→ DATA TO PROCESS:

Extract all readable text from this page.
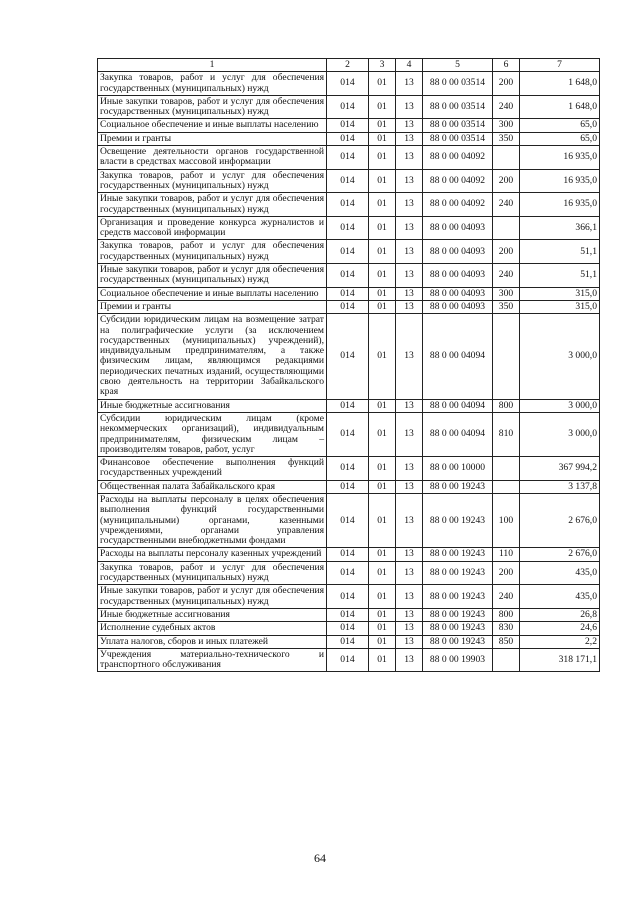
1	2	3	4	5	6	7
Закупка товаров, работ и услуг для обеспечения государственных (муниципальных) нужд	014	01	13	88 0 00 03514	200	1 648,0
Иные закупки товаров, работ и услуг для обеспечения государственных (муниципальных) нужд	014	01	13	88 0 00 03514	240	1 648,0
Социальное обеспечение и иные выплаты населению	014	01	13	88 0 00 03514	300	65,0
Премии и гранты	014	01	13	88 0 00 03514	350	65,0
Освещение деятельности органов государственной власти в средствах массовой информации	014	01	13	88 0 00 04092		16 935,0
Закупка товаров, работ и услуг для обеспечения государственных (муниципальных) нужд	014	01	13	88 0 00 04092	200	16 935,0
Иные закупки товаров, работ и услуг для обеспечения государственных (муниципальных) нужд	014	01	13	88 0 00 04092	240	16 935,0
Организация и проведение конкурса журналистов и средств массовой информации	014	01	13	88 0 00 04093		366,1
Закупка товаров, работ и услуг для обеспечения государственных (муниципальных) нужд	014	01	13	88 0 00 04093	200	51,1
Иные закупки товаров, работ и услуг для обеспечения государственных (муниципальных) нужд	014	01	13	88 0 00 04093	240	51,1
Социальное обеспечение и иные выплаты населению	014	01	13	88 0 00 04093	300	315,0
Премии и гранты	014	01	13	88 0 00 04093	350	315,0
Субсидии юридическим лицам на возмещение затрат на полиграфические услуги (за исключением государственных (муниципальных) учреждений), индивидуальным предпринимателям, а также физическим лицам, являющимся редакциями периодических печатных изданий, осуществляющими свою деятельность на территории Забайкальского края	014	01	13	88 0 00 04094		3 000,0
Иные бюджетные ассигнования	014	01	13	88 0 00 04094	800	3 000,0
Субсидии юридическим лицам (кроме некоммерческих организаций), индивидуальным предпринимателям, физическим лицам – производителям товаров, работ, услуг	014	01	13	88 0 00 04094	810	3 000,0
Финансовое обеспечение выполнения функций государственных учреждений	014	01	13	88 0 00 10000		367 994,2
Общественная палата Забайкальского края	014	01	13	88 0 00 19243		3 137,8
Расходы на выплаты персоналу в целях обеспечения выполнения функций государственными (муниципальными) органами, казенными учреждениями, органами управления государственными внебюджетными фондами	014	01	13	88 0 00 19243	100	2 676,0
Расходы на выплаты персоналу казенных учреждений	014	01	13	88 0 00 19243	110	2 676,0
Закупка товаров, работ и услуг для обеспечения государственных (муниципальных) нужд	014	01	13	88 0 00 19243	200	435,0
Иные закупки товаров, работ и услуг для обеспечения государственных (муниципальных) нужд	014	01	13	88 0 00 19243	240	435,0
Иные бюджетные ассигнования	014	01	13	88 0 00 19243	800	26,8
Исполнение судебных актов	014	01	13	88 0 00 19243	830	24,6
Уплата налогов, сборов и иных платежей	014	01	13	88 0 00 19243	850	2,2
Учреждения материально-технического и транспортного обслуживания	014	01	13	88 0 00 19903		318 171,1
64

--

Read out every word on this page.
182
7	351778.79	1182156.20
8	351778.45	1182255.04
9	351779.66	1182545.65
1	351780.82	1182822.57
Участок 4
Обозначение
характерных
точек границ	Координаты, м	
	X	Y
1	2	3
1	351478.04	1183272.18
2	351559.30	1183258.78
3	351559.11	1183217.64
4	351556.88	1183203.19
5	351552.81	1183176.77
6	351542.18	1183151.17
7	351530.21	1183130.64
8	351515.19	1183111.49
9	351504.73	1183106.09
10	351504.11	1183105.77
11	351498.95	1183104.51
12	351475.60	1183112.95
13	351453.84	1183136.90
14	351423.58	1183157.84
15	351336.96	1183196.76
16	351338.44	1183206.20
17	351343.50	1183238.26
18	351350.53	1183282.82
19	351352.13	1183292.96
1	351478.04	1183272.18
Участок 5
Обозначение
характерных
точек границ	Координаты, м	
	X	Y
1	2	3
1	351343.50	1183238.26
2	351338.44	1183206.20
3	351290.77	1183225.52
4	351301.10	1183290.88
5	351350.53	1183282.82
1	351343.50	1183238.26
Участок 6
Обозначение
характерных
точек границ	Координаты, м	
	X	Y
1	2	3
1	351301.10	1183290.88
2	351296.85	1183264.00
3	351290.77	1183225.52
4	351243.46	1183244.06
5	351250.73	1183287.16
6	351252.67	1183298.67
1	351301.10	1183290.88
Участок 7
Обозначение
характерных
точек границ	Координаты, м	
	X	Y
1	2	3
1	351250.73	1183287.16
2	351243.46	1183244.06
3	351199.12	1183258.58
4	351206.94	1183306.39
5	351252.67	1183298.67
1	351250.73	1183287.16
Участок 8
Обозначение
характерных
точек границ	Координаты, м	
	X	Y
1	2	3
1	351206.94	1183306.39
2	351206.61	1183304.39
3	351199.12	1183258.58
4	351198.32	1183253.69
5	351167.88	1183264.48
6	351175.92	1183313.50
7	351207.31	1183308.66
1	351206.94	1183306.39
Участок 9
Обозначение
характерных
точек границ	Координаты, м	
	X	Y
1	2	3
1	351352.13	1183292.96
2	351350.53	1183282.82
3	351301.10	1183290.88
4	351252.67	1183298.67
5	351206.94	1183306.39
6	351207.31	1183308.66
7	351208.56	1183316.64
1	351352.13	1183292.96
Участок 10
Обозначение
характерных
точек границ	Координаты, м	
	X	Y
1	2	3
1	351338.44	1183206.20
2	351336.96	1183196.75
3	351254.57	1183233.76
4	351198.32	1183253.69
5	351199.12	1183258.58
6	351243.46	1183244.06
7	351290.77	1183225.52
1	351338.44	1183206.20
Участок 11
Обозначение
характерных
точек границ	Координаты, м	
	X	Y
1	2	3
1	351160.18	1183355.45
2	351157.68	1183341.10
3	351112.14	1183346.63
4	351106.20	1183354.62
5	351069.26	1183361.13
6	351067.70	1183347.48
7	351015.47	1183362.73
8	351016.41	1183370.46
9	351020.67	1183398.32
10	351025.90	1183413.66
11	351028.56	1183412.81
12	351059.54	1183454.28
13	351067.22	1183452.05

...

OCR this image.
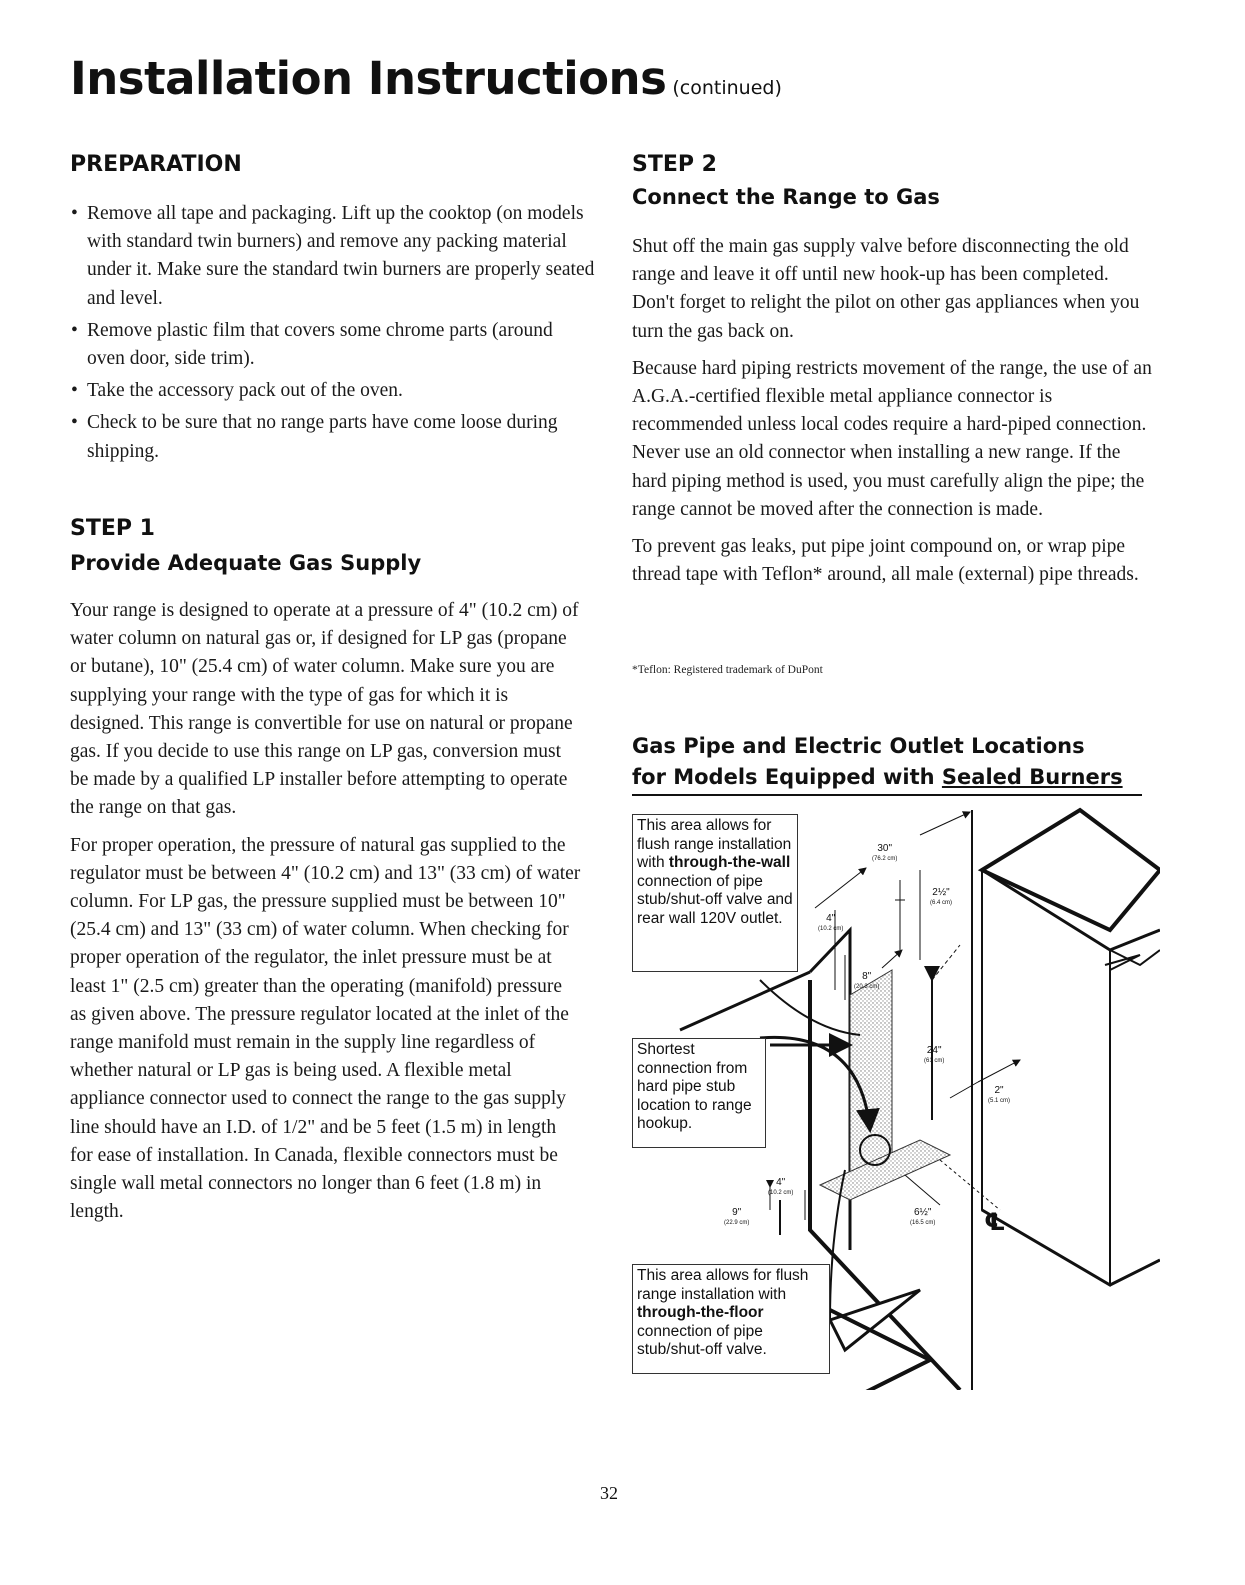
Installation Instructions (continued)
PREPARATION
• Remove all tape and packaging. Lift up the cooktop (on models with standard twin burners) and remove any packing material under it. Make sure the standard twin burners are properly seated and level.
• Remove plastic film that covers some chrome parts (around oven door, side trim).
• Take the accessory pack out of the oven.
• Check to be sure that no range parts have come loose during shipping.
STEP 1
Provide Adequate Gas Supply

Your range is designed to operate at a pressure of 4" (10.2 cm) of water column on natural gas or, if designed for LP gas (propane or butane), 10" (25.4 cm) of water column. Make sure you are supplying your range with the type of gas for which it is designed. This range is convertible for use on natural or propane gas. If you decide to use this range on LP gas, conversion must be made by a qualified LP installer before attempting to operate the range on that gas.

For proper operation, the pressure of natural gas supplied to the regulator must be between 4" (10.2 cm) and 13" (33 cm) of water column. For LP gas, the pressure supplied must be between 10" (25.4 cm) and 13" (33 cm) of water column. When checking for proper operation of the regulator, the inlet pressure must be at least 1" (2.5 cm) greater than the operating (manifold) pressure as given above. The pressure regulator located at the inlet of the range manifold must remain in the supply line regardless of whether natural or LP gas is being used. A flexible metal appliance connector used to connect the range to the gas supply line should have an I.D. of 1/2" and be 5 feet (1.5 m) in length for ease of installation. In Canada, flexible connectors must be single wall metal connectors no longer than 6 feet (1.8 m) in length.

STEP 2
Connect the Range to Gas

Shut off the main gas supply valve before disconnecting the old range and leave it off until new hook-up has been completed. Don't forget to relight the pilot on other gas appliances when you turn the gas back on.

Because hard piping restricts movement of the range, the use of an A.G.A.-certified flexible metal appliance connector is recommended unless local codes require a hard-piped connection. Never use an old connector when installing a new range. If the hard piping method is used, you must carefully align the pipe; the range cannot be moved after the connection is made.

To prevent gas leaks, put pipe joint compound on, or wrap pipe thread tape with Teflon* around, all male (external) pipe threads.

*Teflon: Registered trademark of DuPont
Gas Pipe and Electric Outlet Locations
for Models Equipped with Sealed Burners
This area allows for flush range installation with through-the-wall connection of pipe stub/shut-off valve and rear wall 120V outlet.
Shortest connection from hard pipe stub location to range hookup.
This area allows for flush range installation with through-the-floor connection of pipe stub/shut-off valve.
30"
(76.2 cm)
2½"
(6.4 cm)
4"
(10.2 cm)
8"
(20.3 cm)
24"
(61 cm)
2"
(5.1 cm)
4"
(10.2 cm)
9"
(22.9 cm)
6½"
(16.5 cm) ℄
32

→ STATED TASK: Work out how many lines of the material above contain the word "allows", then give only that figure.

→ WRITTEN ANSWER: 2